> _Material to process_
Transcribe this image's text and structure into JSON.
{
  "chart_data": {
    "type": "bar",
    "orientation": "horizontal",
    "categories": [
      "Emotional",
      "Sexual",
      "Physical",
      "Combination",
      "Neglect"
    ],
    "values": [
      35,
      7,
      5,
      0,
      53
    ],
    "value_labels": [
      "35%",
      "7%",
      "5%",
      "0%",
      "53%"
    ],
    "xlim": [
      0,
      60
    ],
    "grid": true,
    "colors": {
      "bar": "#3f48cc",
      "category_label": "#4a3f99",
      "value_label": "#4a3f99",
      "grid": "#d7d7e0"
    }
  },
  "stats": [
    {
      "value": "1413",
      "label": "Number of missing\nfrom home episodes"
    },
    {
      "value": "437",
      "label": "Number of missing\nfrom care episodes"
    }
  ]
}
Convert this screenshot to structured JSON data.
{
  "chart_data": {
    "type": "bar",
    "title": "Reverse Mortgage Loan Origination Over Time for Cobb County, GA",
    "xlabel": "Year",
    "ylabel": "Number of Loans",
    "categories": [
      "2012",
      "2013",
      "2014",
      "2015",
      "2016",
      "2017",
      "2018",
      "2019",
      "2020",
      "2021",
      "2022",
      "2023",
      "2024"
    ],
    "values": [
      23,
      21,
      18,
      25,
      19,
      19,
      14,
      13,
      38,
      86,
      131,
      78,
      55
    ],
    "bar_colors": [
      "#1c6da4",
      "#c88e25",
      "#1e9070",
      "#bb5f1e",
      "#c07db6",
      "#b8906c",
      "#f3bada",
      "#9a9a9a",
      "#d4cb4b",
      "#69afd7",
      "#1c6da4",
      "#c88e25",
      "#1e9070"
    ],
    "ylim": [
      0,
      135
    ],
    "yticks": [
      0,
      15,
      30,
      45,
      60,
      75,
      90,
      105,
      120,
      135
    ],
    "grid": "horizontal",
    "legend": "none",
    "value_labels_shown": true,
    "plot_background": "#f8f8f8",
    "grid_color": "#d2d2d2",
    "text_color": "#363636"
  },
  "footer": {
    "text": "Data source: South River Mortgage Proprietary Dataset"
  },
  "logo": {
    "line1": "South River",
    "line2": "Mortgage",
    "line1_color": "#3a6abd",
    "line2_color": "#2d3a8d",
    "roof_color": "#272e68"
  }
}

> _Requirements_
Give a word-for-word copy of the records.

> _Task response_
Transcribe this image's text and structure into JSON.
{
  "chart_data": {
    "type": "bar",
    "orientation": "horizontal",
    "categories": [
      "Emotional",
      "Sexual",
      "Physical",
      "Combination",
      "Neglect"
    ],
    "values": [
      35,
      7,
      5,
      0,
      53
    ],
    "value_labels": [
      "35%",
      "7%",
      "5%",
      "0%",
      "53%"
    ],
    "xlim": [
      0,
      60
    ],
    "grid": true,
    "colors": {
      "bar": "#3f48cc",
      "category_label": "#4a3f99",
      "value_label": "#4a3f99",
      "grid": "#d7d7e0"
    }
  },
  "stats": [
    {
      "value": "1413",
      "label": "Number of missing\nfrom home episodes"
    },
    {
      "value": "437",
      "label": "Number of missing\nfrom care episodes"
    }
  ]
}
Convert this screenshot to structured JSON data.
{
  "chart_data": {
    "type": "bar",
    "title": "Reverse Mortgage Loan Origination Over Time for Cobb County, GA",
    "xlabel": "Year",
    "ylabel": "Number of Loans",
    "categories": [
      "2012",
      "2013",
      "2014",
      "2015",
      "2016",
      "2017",
      "2018",
      "2019",
      "2020",
      "2021",
      "2022",
      "2023",
      "2024"
    ],
    "values": [
      23,
      21,
      18,
      25,
      19,
      19,
      14,
      13,
      38,
      86,
      131,
      78,
      55
    ],
    "bar_colors": [
      "#1c6da4",
      "#c88e25",
      "#1e9070",
      "#bb5f1e",
      "#c07db6",
      "#b8906c",
      "#f3bada",
      "#9a9a9a",
      "#d4cb4b",
      "#69afd7",
      "#1c6da4",
      "#c88e25",
      "#1e9070"
    ],
    "ylim": [
      0,
      135
    ],
    "yticks": [
      0,
      15,
      30,
      45,
      60,
      75,
      90,
      105,
      120,
      135
    ],
    "grid": "horizontal",
    "legend": "none",
    "value_labels_shown": true,
    "plot_background": "#f8f8f8",
    "grid_color": "#d2d2d2",
    "text_color": "#363636"
  },
  "footer": {
    "text": "Data source: South River Mortgage Proprietary Dataset"
  },
  "logo": {
    "line1": "South River",
    "line2": "Mortgage",
    "line1_color": "#3a6abd",
    "line2_color": "#2d3a8d",
    "roof_color": "#272e68"
  }
}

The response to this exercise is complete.